[SET PROBLEM]: Go through the listing beneath this task and return every line that carries the string "icon".

[RECORDS TO USE]:
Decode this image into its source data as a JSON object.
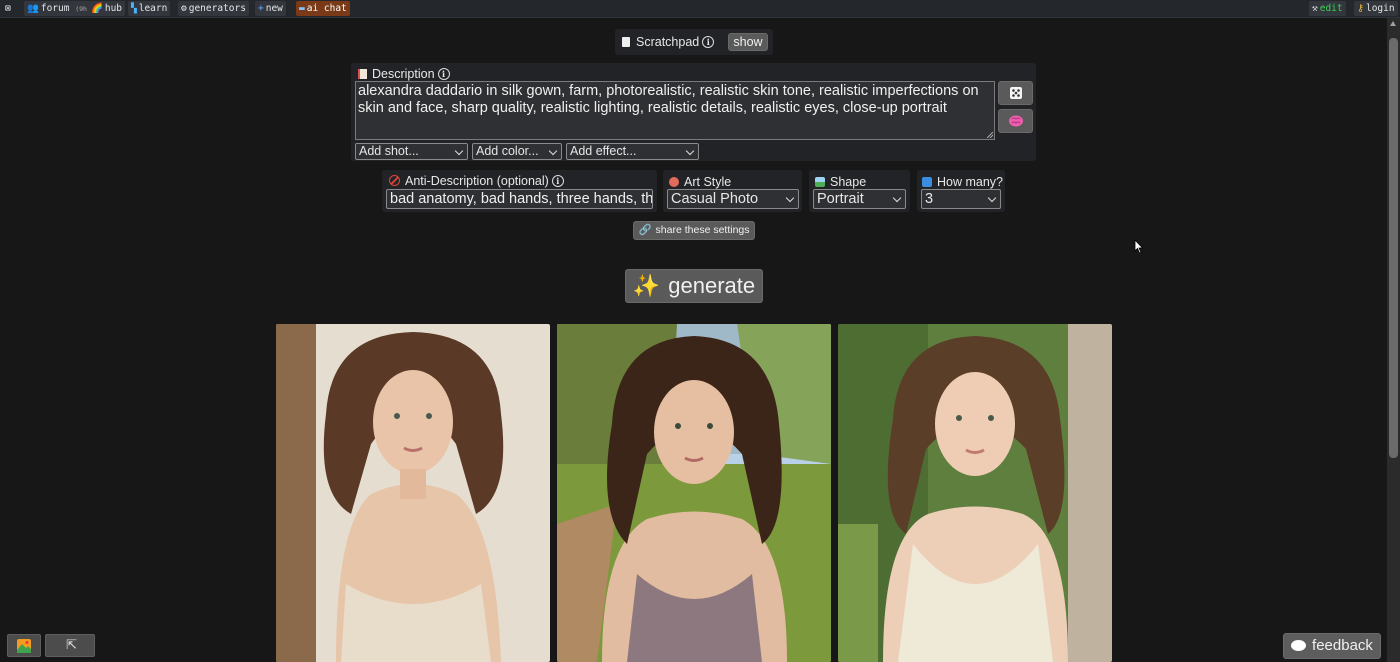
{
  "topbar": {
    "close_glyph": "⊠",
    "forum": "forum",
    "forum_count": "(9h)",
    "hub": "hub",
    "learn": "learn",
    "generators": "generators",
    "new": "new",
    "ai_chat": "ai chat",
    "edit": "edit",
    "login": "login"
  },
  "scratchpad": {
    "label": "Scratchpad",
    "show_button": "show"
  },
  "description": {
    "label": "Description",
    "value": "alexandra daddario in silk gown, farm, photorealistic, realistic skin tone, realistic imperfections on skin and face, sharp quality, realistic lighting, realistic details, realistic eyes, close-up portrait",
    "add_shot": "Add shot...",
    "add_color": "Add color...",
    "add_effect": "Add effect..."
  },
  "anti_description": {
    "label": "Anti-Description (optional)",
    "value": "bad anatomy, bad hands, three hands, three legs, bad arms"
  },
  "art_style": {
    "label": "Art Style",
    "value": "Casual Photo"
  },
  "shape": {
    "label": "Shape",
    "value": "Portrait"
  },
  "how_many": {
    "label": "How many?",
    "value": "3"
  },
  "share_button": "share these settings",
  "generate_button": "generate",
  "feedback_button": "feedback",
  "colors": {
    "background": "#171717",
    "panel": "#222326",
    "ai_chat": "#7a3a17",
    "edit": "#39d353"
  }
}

---

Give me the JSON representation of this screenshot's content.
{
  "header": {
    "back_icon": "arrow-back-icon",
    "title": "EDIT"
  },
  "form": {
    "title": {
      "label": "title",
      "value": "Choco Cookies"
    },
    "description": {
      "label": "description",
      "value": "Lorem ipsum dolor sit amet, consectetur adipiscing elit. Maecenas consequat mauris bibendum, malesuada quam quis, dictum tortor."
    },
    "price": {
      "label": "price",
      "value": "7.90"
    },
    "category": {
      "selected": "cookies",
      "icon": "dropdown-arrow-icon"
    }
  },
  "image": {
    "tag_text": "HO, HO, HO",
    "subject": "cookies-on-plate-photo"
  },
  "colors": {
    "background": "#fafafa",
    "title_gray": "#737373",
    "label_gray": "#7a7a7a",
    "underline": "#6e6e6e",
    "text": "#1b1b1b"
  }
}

==

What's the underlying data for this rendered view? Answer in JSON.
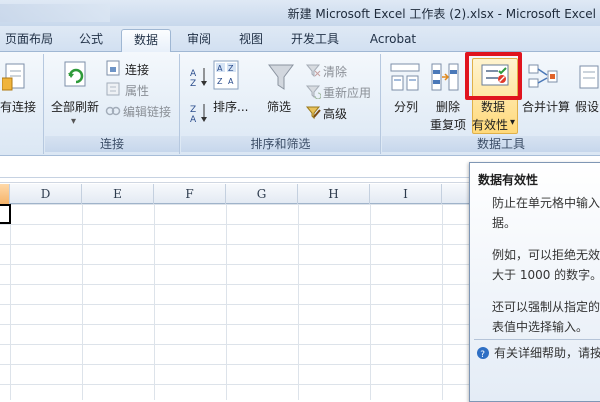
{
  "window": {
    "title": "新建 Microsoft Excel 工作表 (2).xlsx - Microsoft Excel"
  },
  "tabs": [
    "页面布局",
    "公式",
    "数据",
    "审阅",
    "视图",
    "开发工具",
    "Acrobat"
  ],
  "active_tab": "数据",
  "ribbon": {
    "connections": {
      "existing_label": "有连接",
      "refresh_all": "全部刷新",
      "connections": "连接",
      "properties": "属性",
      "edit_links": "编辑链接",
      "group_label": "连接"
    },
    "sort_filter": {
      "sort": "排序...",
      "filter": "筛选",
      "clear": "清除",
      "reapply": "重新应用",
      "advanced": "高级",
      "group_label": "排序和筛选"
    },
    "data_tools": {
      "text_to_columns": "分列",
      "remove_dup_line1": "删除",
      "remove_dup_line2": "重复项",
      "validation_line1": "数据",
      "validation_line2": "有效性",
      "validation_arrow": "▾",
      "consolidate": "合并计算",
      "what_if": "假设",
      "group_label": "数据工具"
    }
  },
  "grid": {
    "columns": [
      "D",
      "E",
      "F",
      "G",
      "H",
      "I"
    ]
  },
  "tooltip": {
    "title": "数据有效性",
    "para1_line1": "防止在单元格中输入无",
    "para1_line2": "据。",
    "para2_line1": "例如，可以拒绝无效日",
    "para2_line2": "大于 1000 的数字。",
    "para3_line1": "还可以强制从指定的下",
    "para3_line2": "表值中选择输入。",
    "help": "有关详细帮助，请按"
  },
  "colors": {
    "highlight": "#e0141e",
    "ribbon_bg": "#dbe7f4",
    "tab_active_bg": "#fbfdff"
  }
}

[RESPONSE BELOW]:
    "back_icon": "arrow-back-icon",
      "icon": "dropdown-arrow-icon"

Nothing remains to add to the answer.